[WHAT THE EXERCISE ASKS]
Go through the data and copy every line exactly, but not the images.

::: DATA EXTRACT

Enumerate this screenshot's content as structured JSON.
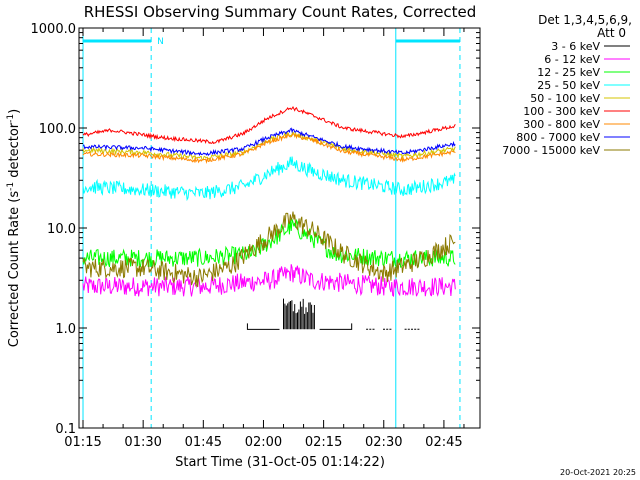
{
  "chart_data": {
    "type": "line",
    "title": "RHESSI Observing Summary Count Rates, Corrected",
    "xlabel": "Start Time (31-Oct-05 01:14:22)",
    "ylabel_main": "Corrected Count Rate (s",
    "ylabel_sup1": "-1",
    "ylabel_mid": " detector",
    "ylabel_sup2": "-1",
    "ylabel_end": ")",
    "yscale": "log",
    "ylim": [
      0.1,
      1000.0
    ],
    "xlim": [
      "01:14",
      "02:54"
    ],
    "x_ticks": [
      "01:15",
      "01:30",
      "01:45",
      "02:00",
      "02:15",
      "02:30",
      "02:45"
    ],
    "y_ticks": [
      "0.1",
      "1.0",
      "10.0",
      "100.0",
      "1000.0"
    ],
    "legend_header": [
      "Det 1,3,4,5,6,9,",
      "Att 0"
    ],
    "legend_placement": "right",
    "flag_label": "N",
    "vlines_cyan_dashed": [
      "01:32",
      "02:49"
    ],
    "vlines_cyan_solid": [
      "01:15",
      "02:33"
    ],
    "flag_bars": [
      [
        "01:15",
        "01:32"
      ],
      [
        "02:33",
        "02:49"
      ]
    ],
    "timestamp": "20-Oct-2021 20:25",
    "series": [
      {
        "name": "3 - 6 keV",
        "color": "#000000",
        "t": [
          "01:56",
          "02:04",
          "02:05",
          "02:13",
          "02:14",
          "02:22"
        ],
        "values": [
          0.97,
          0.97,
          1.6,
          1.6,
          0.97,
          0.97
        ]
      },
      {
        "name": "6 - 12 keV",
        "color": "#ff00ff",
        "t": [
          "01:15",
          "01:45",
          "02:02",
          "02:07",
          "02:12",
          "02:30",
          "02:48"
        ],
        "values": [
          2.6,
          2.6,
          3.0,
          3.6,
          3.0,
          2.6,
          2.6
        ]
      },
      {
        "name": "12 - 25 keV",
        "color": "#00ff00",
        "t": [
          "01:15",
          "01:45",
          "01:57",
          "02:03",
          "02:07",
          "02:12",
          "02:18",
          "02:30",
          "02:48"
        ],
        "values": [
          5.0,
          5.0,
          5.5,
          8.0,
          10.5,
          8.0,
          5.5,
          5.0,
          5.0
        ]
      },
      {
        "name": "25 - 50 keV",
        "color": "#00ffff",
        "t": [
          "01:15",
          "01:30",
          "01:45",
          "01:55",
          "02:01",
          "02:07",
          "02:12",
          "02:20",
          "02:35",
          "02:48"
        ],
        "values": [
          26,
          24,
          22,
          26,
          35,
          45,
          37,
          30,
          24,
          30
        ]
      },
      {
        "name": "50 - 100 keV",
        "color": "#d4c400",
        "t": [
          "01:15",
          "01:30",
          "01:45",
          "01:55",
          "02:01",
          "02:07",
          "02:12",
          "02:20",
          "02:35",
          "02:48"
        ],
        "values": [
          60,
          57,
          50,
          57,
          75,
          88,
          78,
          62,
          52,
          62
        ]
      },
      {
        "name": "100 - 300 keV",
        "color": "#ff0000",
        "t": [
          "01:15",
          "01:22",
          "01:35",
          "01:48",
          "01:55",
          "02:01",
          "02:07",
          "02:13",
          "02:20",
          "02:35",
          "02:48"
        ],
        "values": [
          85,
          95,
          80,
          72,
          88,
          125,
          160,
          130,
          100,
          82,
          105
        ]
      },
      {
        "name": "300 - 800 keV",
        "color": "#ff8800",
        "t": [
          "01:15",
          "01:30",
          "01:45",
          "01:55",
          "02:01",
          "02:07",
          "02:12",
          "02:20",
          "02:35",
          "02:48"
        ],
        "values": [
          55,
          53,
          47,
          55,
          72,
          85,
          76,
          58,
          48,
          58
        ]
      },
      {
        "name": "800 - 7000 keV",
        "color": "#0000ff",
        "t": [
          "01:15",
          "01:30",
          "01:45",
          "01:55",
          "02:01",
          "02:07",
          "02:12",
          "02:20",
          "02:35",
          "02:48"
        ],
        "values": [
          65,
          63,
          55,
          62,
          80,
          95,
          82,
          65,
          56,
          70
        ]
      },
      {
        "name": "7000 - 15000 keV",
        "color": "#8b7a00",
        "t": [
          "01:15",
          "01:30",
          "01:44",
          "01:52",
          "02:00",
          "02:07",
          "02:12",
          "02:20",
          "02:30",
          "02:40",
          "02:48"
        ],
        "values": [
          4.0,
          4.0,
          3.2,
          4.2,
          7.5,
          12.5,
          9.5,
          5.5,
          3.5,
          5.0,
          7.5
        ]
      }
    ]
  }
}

::::::

[IN RESPONSE]
Enumerate this screenshot's content as structured JSON.
{
  "chart_data": {
    "type": "line",
    "title": "RHESSI Observing Summary Count Rates, Corrected",
    "xlabel": "Start Time (31-Oct-05 01:14:22)",
    "ylabel_main": "Corrected Count Rate (s",
    "ylabel_sup1": "-1",
    "ylabel_mid": " detector",
    "ylabel_sup2": "-1",
    "ylabel_end": ")",
    "yscale": "log",
    "ylim": [
      0.1,
      1000.0
    ],
    "xlim": [
      "01:14",
      "02:54"
    ],
    "x_ticks": [
      "01:15",
      "01:30",
      "01:45",
      "02:00",
      "02:15",
      "02:30",
      "02:45"
    ],
    "y_ticks": [
      "0.1",
      "1.0",
      "10.0",
      "100.0",
      "1000.0"
    ],
    "legend_header": [
      "Det 1,3,4,5,6,9,",
      "Att 0"
    ],
    "legend_placement": "right",
    "flag_label": "N",
    "vlines_cyan_dashed": [
      "01:32",
      "02:49"
    ],
    "vlines_cyan_solid": [
      "01:15",
      "02:33"
    ],
    "flag_bars": [
      [
        "01:15",
        "01:32"
      ],
      [
        "02:33",
        "02:49"
      ]
    ],
    "timestamp": "20-Oct-2021 20:25",
    "series": [
      {
        "name": "3 - 6 keV",
        "color": "#000000",
        "t": [
          "01:56",
          "02:04",
          "02:05",
          "02:13",
          "02:14",
          "02:22"
        ],
        "values": [
          0.97,
          0.97,
          1.6,
          1.6,
          0.97,
          0.97
        ]
      },
      {
        "name": "6 - 12 keV",
        "color": "#ff00ff",
        "t": [
          "01:15",
          "01:45",
          "02:02",
          "02:07",
          "02:12",
          "02:30",
          "02:48"
        ],
        "values": [
          2.6,
          2.6,
          3.0,
          3.6,
          3.0,
          2.6,
          2.6
        ]
      },
      {
        "name": "12 - 25 keV",
        "color": "#00ff00",
        "t": [
          "01:15",
          "01:45",
          "01:57",
          "02:03",
          "02:07",
          "02:12",
          "02:18",
          "02:30",
          "02:48"
        ],
        "values": [
          5.0,
          5.0,
          5.5,
          8.0,
          10.5,
          8.0,
          5.5,
          5.0,
          5.0
        ]
      },
      {
        "name": "25 - 50 keV",
        "color": "#00ffff",
        "t": [
          "01:15",
          "01:30",
          "01:45",
          "01:55",
          "02:01",
          "02:07",
          "02:12",
          "02:20",
          "02:35",
          "02:48"
        ],
        "values": [
          26,
          24,
          22,
          26,
          35,
          45,
          37,
          30,
          24,
          30
        ]
      },
      {
        "name": "50 - 100 keV",
        "color": "#d4c400",
        "t": [
          "01:15",
          "01:30",
          "01:45",
          "01:55",
          "02:01",
          "02:07",
          "02:12",
          "02:20",
          "02:35",
          "02:48"
        ],
        "values": [
          60,
          57,
          50,
          57,
          75,
          88,
          78,
          62,
          52,
          62
        ]
      },
      {
        "name": "100 - 300 keV",
        "color": "#ff0000",
        "t": [
          "01:15",
          "01:22",
          "01:35",
          "01:48",
          "01:55",
          "02:01",
          "02:07",
          "02:13",
          "02:20",
          "02:35",
          "02:48"
        ],
        "values": [
          85,
          95,
          80,
          72,
          88,
          125,
          160,
          130,
          100,
          82,
          105
        ]
      },
      {
        "name": "300 - 800 keV",
        "color": "#ff8800",
        "t": [
          "01:15",
          "01:30",
          "01:45",
          "01:55",
          "02:01",
          "02:07",
          "02:12",
          "02:20",
          "02:35",
          "02:48"
        ],
        "values": [
          55,
          53,
          47,
          55,
          72,
          85,
          76,
          58,
          48,
          58
        ]
      },
      {
        "name": "800 - 7000 keV",
        "color": "#0000ff",
        "t": [
          "01:15",
          "01:30",
          "01:45",
          "01:55",
          "02:01",
          "02:07",
          "02:12",
          "02:20",
          "02:35",
          "02:48"
        ],
        "values": [
          65,
          63,
          55,
          62,
          80,
          95,
          82,
          65,
          56,
          70
        ]
      },
      {
        "name": "7000 - 15000 keV",
        "color": "#8b7a00",
        "t": [
          "01:15",
          "01:30",
          "01:44",
          "01:52",
          "02:00",
          "02:07",
          "02:12",
          "02:20",
          "02:30",
          "02:40",
          "02:48"
        ],
        "values": [
          4.0,
          4.0,
          3.2,
          4.2,
          7.5,
          12.5,
          9.5,
          5.5,
          3.5,
          5.0,
          7.5
        ]
      }
    ]
  }
}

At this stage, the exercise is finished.